TASK BRIEF:
Where a line holds the word "Jean", copy that line.
****************************************
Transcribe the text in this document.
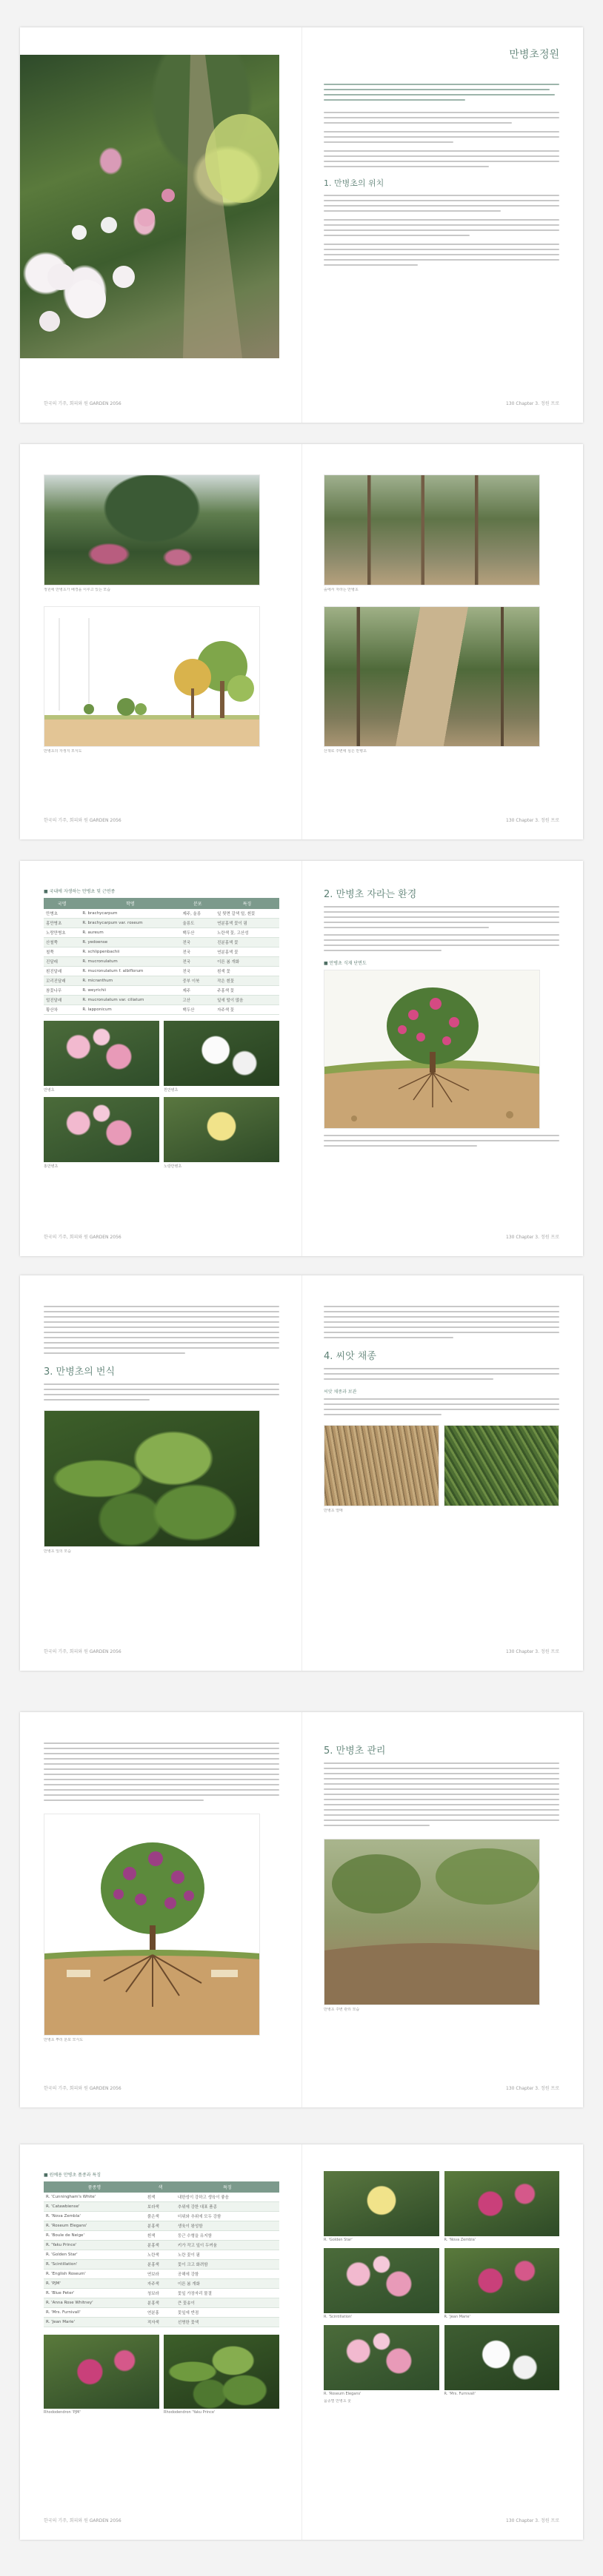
한국의 기주, 회피와 원 GARDEN 2056
만병초정원
1. 만병초의 위치
130 Chapter 3. 정원 프로
정원에 만병초가 배경을 이루고 있는 모습
만병초의 자생지 모식도
한국의 기주, 회피와 원 GARDEN 2056
숲에서 자라는 만병초
산책로 주변에 심은 만병초
130 Chapter 3. 정원 프로
■ 국내에 자생하는 만병초 및 근연종
국명	학명	분포	특징
만병초	R. brachycarpum	제주, 울릉	잎 뒷면 갈색 털, 흰꽃
홍만병초	R. brachycarpum var. roseum	울릉도	연분홍색 꽃이 핌
노랑만병초	R. aureum	백두산	노란색 꽃, 고산성
산철쭉	R. yedoense	전국	진분홍색 꽃
철쭉	R. schlippenbachii	전국	연분홍색 꽃
진달래	R. mucronulatum	전국	이른 봄 개화
흰진달래	R. mucronulatum f. albiflorum	전국	흰색 꽃
꼬리진달래	R. micranthum	중부 이북	작은 흰꽃
참꽃나무	R. weyrichii	제주	주홍색 꽃
털진달래	R. mucronulatum var. ciliatum	고산	잎에 털이 많음
황산차	R. lapponicum	백두산	자주색 꽃
만병초	흰만병초
홍만병초	노랑만병초
한국의 기주, 회피와 원 GARDEN 2056
2. 만병초 자라는 환경
■ 만병초 식재 단면도
130 Chapter 3. 정원 프로
3. 만병초의 번식
만병초 잎의 모습
한국의 기주, 회피와 원 GARDEN 2056
4. 씨앗 채종
씨앗 채종과 보관
만병초 열매
130 Chapter 3. 정원 프로
만병초 뿌리 분포 모식도
한국의 기주, 회피와 원 GARDEN 2056
5. 만병초 관리
만병초 주변 관리 모습
130 Chapter 3. 정원 프로
■ 원예용 만병초 품종과 특징
품종명	색	특징
R. 'Cunningham's White'	흰색	내한성이 강하고 생육이 좋음
R. 'Catawbiense'	보라색	추위에 강한 대표 품종
R. 'Nova Zembla'	붉은색	더위와 추위에 모두 강함
R. 'Roseum Elegans'	분홍색	생육이 왕성함
R. 'Boule de Neige'	흰색	둥근 수형을 유지함
R. 'Yaku Prince'	분홍색	키가 작고 잎이 두꺼움
R. 'Golden Star'	노란색	노란 꽃이 핌
R. 'Scintillation'	분홍색	꽃이 크고 화려함
R. 'English Roseum'	연보라	공해에 강함
R. 'PJM'	자주색	이른 봄 개화
R. 'Blue Peter'	청보라	꽃잎 가장자리 물결
R. 'Anna Rose Whitney'	분홍색	큰 꽃송이
R. 'Mrs. Furnivall'	연분홍	꽃잎에 반점
R. 'Jean Marie'	적자색	선명한 꽃색
Rhododendron 'PJM'	Rhododendron 'Yaku Prince'
한국의 기주, 회피와 원 GARDEN 2056
R. 'Golden Star'	R. 'Nova Zembla'
R. 'Scintillation'	R. 'Jean Marie'
R. 'Roseum Elegans'	R. 'Mrs. Furnivall'
품종별 만병초 꽃
130 Chapter 3. 정원 프로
****************************************
EXERCISE RESULT:
R. 'Jean Marie'	적자색	선명한 꽃색
R. 'Scintillation'	R. 'Jean Marie'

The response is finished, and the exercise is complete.